* START MATERIAL FOR THIS EXERCISE *

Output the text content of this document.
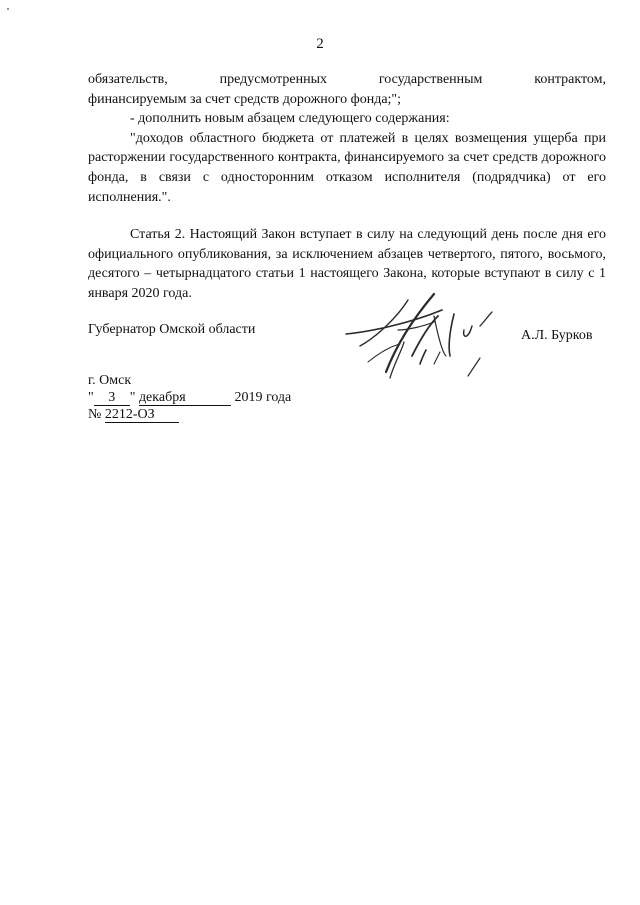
2

обязательств, предусмотренных государственным контрактом,

финансируемым за счет средств дорожного фонда;";

- дополнить новым абзацем следующего содержания:

"доходов областного бюджета от платежей в целях возмещения ущерба при расторжении государственного контракта, финансируемого за счет средств дорожного фонда, в связи с односторонним отказом исполнителя (подрядчика) от его исполнения.".

Статья 2. Настоящий Закон вступает в силу на следующий день после дня его официального опубликования, за исключением абзацев четвертого, пятого, восьмого, десятого – четырнадцатого статьи 1 настоящего Закона, которые вступают в силу с 1 января 2020 года.

Губернатор Омской области	А.Л. Бурков
г. Омск
" 3 " декабря	2019 года
№ 2212-ОЗ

* END MATERIAL FOR THIS EXERCISE *

TASK DESCRIPTION | Each line of the data is to be duplicated exactly; pictures stay out of the copy.

EXERCISE SOLUTION |
Output the text content of this document.
2

обязательств, предусмотренных государственным контрактом,

финансируемым за счет средств дорожного фонда;";

- дополнить новым абзацем следующего содержания:

"доходов областного бюджета от платежей в целях возмещения ущерба при расторжении государственного контракта, финансируемого за счет средств дорожного фонда, в связи с односторонним отказом исполнителя (подрядчика) от его исполнения.".

Статья 2. Настоящий Закон вступает в силу на следующий день после дня его официального опубликования, за исключением абзацев четвертого, пятого, восьмого, десятого – четырнадцатого статьи 1 настоящего Закона, которые вступают в силу с 1 января 2020 года.

Губернатор Омской области	А.Л. Бурков
г. Омск
" 3 " декабря	2019 года
№ 2212-ОЗ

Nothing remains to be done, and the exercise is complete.